**What you need to do**
Write out every record below exactly as it appears.

**Supplied entries**
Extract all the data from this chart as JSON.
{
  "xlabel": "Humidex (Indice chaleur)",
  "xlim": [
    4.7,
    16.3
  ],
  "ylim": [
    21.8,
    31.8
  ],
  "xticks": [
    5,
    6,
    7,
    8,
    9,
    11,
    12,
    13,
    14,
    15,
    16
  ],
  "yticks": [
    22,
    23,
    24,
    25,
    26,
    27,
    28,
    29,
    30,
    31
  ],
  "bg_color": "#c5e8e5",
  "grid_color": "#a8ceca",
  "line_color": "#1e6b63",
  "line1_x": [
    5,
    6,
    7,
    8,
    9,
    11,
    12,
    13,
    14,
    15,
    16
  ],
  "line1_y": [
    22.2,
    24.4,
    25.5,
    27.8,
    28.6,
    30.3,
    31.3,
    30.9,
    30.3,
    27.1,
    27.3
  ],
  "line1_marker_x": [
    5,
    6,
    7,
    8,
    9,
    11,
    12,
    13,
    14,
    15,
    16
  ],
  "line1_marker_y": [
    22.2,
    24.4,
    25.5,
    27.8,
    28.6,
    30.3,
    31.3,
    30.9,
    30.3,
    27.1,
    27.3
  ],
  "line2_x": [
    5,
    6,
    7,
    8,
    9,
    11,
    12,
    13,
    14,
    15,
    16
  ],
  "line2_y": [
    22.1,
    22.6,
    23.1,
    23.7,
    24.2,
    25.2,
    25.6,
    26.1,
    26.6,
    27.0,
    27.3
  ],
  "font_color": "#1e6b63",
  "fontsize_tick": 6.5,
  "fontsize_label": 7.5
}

**Answer to the exercise**
Extract all the data from this chart as JSON.
{
  "xlabel": "Humidex (Indice chaleur)",
  "xlim": [
    4.7,
    16.3
  ],
  "ylim": [
    21.8,
    31.8
  ],
  "xticks": [
    5,
    6,
    7,
    8,
    9,
    11,
    12,
    13,
    14,
    15,
    16
  ],
  "yticks": [
    22,
    23,
    24,
    25,
    26,
    27,
    28,
    29,
    30,
    31
  ],
  "bg_color": "#c5e8e5",
  "grid_color": "#a8ceca",
  "line_color": "#1e6b63",
  "line1_x": [
    5,
    6,
    7,
    8,
    9,
    11,
    12,
    13,
    14,
    15,
    16
  ],
  "line1_y": [
    22.2,
    24.4,
    25.5,
    27.8,
    28.6,
    30.3,
    31.3,
    30.9,
    30.3,
    27.1,
    27.3
  ],
  "line1_marker_x": [
    5,
    6,
    7,
    8,
    9,
    11,
    12,
    13,
    14,
    15,
    16
  ],
  "line1_marker_y": [
    22.2,
    24.4,
    25.5,
    27.8,
    28.6,
    30.3,
    31.3,
    30.9,
    30.3,
    27.1,
    27.3
  ],
  "line2_x": [
    5,
    6,
    7,
    8,
    9,
    11,
    12,
    13,
    14,
    15,
    16
  ],
  "line2_y": [
    22.1,
    22.6,
    23.1,
    23.7,
    24.2,
    25.2,
    25.6,
    26.1,
    26.6,
    27.0,
    27.3
  ],
  "font_color": "#1e6b63",
  "fontsize_tick": 6.5,
  "fontsize_label": 7.5
}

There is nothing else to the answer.